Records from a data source
┌──

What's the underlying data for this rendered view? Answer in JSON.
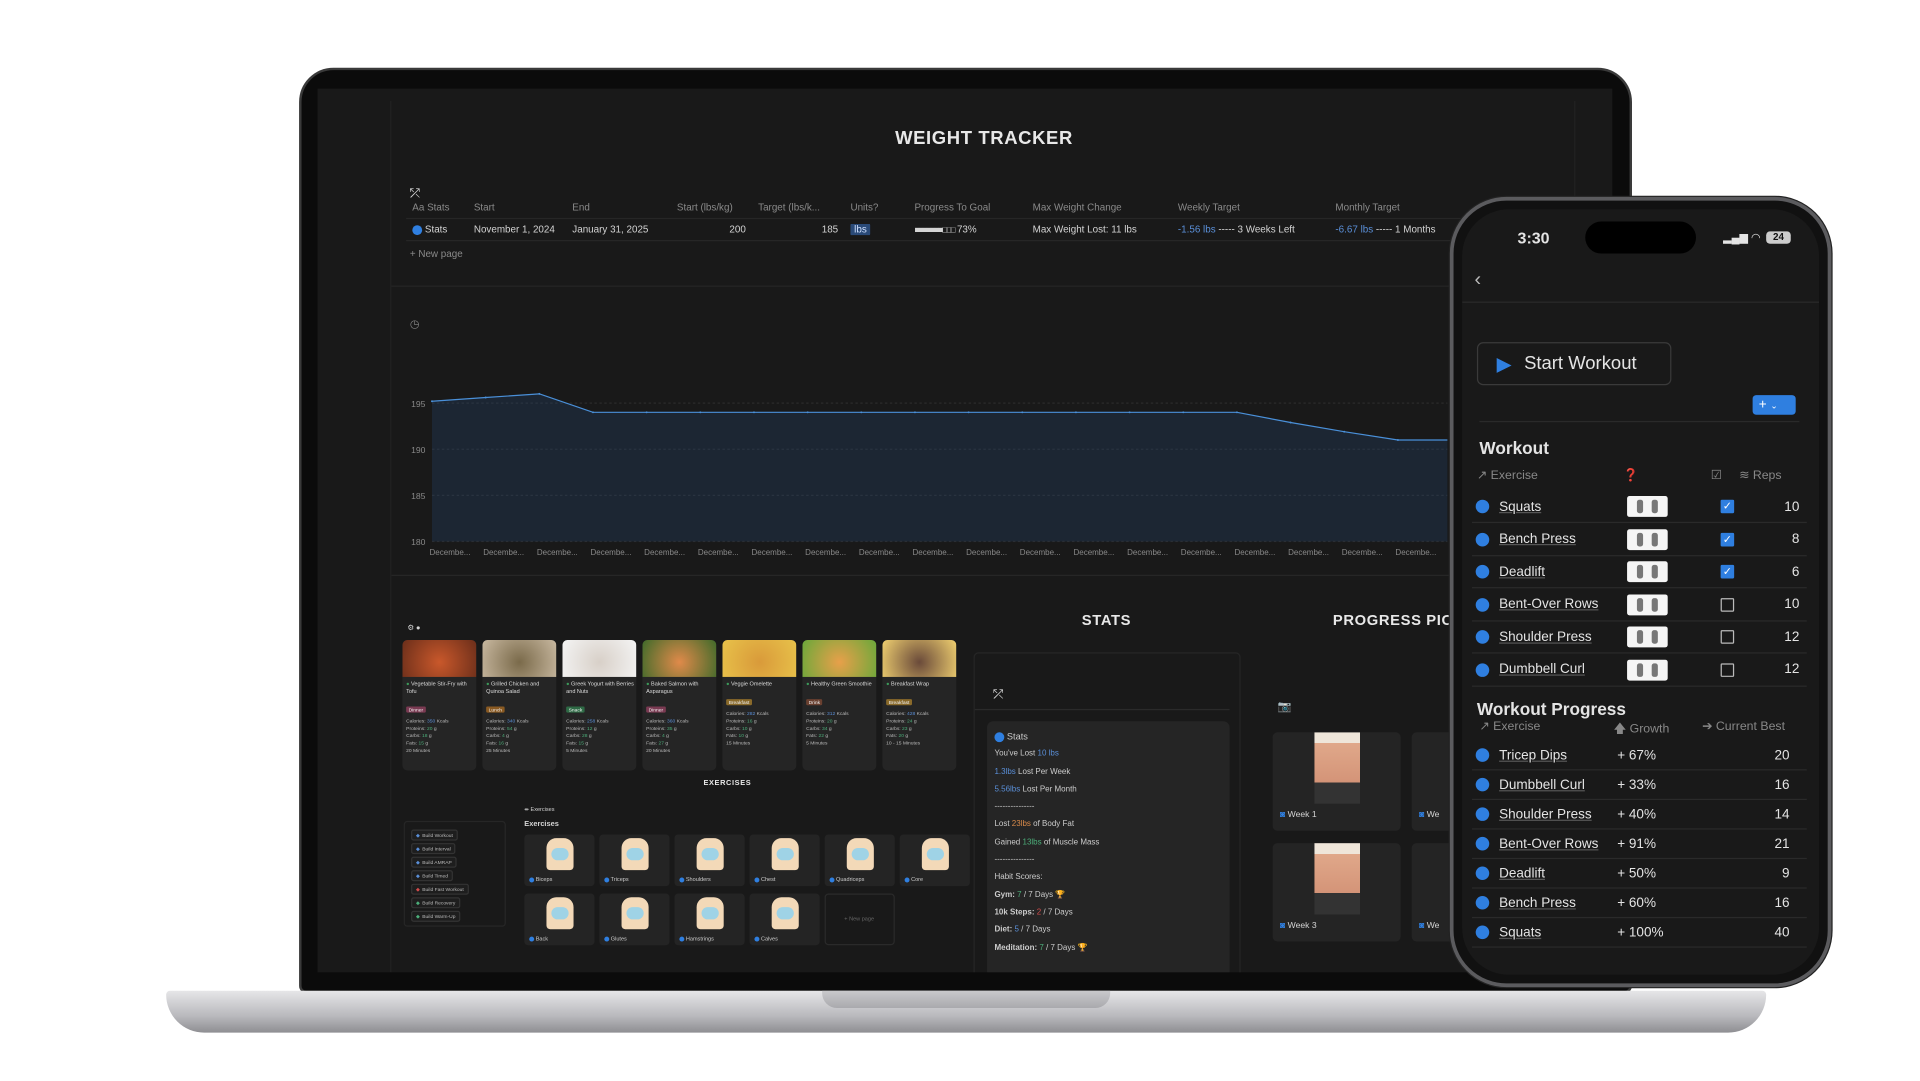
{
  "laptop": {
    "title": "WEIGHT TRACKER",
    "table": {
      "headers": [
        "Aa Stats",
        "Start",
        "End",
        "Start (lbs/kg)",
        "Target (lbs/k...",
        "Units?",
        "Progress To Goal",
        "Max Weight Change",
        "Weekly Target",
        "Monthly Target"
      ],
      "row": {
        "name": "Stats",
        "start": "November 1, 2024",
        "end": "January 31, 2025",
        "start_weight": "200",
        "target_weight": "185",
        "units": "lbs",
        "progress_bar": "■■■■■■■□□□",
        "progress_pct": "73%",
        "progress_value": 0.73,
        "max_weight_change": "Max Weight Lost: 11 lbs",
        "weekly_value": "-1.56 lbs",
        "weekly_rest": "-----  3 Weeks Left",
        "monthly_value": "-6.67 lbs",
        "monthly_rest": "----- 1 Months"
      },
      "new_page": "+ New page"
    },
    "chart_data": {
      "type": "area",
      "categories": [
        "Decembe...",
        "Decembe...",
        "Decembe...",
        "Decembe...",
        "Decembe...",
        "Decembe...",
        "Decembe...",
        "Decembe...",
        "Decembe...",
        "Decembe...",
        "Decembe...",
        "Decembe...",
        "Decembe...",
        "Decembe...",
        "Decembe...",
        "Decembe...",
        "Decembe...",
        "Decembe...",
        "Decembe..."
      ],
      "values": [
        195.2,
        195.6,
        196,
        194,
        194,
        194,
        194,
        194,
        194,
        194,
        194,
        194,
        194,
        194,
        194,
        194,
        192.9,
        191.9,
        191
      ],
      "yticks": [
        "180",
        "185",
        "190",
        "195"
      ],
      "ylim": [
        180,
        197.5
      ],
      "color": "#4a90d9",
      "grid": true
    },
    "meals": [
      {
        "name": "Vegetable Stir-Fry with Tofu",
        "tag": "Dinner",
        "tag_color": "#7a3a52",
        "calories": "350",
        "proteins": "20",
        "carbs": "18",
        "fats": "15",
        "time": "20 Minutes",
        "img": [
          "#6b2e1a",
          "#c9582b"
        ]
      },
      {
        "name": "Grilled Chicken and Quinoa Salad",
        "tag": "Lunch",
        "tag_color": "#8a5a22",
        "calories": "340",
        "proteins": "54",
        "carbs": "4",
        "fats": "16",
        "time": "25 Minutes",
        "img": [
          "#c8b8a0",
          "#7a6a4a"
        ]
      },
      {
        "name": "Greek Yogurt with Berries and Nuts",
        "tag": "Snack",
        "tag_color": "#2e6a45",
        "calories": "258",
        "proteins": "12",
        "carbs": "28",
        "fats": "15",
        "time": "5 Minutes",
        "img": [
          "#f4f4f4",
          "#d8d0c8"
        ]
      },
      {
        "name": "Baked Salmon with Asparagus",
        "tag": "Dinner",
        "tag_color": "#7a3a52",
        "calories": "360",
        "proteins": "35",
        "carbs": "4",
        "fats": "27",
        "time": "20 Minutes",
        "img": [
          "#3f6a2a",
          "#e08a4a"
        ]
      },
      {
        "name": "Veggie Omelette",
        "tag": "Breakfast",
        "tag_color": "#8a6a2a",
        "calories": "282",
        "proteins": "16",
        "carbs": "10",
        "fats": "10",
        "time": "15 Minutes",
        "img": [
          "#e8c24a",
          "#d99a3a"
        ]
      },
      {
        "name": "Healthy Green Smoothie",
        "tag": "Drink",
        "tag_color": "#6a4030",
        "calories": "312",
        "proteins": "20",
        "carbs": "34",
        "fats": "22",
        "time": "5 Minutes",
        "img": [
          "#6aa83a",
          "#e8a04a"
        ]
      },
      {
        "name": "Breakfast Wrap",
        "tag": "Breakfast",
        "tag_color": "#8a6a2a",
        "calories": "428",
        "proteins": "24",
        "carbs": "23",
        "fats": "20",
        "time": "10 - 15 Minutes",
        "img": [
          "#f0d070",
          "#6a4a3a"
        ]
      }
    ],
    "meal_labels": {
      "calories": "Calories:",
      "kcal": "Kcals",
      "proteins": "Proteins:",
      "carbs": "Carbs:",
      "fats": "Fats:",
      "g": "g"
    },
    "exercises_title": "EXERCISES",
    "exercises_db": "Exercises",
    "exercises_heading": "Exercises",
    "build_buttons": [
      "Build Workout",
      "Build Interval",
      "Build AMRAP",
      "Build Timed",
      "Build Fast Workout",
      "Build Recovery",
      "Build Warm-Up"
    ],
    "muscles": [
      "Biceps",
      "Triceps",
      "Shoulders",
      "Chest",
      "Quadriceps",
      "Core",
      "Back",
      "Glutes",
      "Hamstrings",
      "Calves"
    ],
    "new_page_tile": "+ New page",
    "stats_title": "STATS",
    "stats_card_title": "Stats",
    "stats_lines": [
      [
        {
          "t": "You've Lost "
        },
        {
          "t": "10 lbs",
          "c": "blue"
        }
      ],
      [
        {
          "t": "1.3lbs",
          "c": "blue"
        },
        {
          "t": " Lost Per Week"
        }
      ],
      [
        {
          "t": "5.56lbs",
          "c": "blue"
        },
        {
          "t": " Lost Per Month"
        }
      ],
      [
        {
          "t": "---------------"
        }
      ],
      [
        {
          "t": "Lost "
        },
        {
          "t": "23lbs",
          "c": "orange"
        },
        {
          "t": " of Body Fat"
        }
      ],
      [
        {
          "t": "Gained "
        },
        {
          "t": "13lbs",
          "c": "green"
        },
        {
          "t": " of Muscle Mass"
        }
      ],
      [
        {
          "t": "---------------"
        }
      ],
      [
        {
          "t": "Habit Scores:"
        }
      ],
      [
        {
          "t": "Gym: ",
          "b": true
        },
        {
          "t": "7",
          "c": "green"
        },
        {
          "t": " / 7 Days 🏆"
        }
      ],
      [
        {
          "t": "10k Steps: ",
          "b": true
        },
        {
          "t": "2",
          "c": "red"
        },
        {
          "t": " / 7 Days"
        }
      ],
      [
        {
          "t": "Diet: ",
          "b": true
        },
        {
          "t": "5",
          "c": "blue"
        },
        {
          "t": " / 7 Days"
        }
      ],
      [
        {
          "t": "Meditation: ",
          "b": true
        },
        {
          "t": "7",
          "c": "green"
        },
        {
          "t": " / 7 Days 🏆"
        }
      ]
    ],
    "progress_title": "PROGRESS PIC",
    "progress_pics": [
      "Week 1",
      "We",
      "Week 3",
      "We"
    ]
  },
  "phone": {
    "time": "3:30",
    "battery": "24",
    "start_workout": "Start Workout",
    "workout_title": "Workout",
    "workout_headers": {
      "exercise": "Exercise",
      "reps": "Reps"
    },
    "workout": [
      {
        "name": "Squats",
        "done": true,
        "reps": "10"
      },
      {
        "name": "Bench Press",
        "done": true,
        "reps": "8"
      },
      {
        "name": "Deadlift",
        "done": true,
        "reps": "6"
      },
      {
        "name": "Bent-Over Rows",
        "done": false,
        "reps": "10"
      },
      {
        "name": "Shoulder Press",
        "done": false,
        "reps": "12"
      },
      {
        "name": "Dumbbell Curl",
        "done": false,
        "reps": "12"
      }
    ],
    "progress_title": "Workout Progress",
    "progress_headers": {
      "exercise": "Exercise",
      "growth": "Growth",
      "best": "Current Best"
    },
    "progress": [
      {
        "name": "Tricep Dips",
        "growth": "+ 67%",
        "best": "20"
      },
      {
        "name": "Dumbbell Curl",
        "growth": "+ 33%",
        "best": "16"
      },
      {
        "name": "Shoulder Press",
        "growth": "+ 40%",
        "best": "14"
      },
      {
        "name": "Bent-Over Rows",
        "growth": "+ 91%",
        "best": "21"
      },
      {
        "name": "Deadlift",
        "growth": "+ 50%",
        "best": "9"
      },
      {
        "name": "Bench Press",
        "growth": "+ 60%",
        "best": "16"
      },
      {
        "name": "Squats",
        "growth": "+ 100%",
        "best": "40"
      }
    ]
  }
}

└──

What is expected
The lines in the entries above that carry the word "growth" must be copied.

Task result
      "growth": "Growth",
        "growth": "+ 67%",
        "growth": "+ 33%",
        "growth": "+ 40%",
        "growth": "+ 91%",
        "growth": "+ 50%",
        "growth": "+ 60%",
        "growth": "+ 100%",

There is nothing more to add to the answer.